Data lines |
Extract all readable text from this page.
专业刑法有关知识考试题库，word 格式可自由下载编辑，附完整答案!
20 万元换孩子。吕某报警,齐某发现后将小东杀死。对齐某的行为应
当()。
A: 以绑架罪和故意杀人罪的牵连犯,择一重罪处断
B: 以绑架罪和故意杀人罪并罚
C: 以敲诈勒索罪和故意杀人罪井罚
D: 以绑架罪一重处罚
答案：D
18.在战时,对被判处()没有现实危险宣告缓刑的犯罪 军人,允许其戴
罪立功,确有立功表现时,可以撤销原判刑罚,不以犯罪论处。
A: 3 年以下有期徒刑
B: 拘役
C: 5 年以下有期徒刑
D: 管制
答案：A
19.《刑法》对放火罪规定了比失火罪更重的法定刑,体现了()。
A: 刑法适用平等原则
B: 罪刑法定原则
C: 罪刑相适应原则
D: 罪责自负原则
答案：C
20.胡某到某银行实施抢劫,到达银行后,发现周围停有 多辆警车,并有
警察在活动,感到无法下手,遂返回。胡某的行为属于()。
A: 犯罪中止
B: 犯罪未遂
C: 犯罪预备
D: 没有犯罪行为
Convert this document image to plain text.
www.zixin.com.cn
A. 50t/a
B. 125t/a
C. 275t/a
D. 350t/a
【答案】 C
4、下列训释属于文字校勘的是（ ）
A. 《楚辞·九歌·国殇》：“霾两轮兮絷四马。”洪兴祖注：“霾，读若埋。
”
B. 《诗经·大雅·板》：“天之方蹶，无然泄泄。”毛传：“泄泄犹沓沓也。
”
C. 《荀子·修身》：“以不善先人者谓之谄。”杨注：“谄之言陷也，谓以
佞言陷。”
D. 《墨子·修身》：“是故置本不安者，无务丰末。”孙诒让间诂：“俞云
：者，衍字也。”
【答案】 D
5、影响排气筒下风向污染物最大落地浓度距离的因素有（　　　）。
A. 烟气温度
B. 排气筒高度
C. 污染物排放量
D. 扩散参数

Required work |
The listing above must be transcribed exactly, line by line.

Solution to the exercise |
Extract all readable text from this page.
专业刑法有关知识考试题库，word 格式可自由下载编辑，附完整答案!
20 万元换孩子。吕某报警,齐某发现后将小东杀死。对齐某的行为应
当()。
A: 以绑架罪和故意杀人罪的牵连犯,择一重罪处断
B: 以绑架罪和故意杀人罪并罚
C: 以敲诈勒索罪和故意杀人罪井罚
D: 以绑架罪一重处罚
答案：D
18.在战时,对被判处()没有现实危险宣告缓刑的犯罪 军人,允许其戴
罪立功,确有立功表现时,可以撤销原判刑罚,不以犯罪论处。
A: 3 年以下有期徒刑
B: 拘役
C: 5 年以下有期徒刑
D: 管制
答案：A
19.《刑法》对放火罪规定了比失火罪更重的法定刑,体现了()。
A: 刑法适用平等原则
B: 罪刑法定原则
C: 罪刑相适应原则
D: 罪责自负原则
答案：C
20.胡某到某银行实施抢劫,到达银行后,发现周围停有 多辆警车,并有
警察在活动,感到无法下手,遂返回。胡某的行为属于()。
A: 犯罪中止
B: 犯罪未遂
C: 犯罪预备
D: 没有犯罪行为
Convert this document image to plain text.
www.zixin.com.cn
A. 50t/a
B. 125t/a
C. 275t/a
D. 350t/a
【答案】 C
4、下列训释属于文字校勘的是（ ）
A. 《楚辞·九歌·国殇》：“霾两轮兮絷四马。”洪兴祖注：“霾，读若埋。
”
B. 《诗经·大雅·板》：“天之方蹶，无然泄泄。”毛传：“泄泄犹沓沓也。
”
C. 《荀子·修身》：“以不善先人者谓之谄。”杨注：“谄之言陷也，谓以
佞言陷。”
D. 《墨子·修身》：“是故置本不安者，无务丰末。”孙诒让间诂：“俞云
：者，衍字也。”
【答案】 D
5、影响排气筒下风向污染物最大落地浓度距离的因素有（　　　）。
A. 烟气温度
B. 排气筒高度
C. 污染物排放量
D. 扩散参数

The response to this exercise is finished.